_SHORT PROBLEM_
Can the data below be echoed back word for word?

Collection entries
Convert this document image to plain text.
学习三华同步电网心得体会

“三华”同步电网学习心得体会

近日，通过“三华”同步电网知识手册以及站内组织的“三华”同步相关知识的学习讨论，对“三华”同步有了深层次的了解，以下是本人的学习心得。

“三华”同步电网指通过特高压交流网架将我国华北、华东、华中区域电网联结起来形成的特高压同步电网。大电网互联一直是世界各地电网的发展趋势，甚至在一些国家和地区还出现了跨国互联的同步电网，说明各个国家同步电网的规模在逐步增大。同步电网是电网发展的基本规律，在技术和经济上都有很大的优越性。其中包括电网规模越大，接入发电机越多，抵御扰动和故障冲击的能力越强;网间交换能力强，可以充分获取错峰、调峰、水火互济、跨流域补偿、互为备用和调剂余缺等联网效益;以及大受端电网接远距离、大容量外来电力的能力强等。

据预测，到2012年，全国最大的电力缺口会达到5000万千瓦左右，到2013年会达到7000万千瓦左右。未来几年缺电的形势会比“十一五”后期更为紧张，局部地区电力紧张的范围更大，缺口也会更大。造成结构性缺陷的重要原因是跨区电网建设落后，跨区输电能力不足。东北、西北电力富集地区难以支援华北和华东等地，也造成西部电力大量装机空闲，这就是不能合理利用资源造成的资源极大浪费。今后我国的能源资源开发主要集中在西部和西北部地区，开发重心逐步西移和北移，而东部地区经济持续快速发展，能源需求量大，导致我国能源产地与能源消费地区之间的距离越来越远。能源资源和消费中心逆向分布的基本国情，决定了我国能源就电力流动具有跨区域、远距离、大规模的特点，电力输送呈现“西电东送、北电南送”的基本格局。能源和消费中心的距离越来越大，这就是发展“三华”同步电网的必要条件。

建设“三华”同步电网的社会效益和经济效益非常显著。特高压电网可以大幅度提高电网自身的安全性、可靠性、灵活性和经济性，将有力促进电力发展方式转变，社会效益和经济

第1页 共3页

_CORRECT OUTPUT_
Convert this document image to plain text.
学习三华同步电网心得体会

“三华”同步电网学习心得体会

近日，通过“三华”同步电网知识手册以及站内组织的“三华”同步相关知识的学习讨论，对“三华”同步有了深层次的了解，以下是本人的学习心得。

“三华”同步电网指通过特高压交流网架将我国华北、华东、华中区域电网联结起来形成的特高压同步电网。大电网互联一直是世界各地电网的发展趋势，甚至在一些国家和地区还出现了跨国互联的同步电网，说明各个国家同步电网的规模在逐步增大。同步电网是电网发展的基本规律，在技术和经济上都有很大的优越性。其中包括电网规模越大，接入发电机越多，抵御扰动和故障冲击的能力越强;网间交换能力强，可以充分获取错峰、调峰、水火互济、跨流域补偿、互为备用和调剂余缺等联网效益;以及大受端电网接远距离、大容量外来电力的能力强等。

据预测，到2012年，全国最大的电力缺口会达到5000万千瓦左右，到2013年会达到7000万千瓦左右。未来几年缺电的形势会比“十一五”后期更为紧张，局部地区电力紧张的范围更大，缺口也会更大。造成结构性缺陷的重要原因是跨区电网建设落后，跨区输电能力不足。东北、西北电力富集地区难以支援华北和华东等地，也造成西部电力大量装机空闲，这就是不能合理利用资源造成的资源极大浪费。今后我国的能源资源开发主要集中在西部和西北部地区，开发重心逐步西移和北移，而东部地区经济持续快速发展，能源需求量大，导致我国能源产地与能源消费地区之间的距离越来越远。能源资源和消费中心逆向分布的基本国情，决定了我国能源就电力流动具有跨区域、远距离、大规模的特点，电力输送呈现“西电东送、北电南送”的基本格局。能源和消费中心的距离越来越大，这就是发展“三华”同步电网的必要条件。

建设“三华”同步电网的社会效益和经济效益非常显著。特高压电网可以大幅度提高电网自身的安全性、可靠性、灵活性和经济性，将有力促进电力发展方式转变，社会效益和经济

第1页 共3页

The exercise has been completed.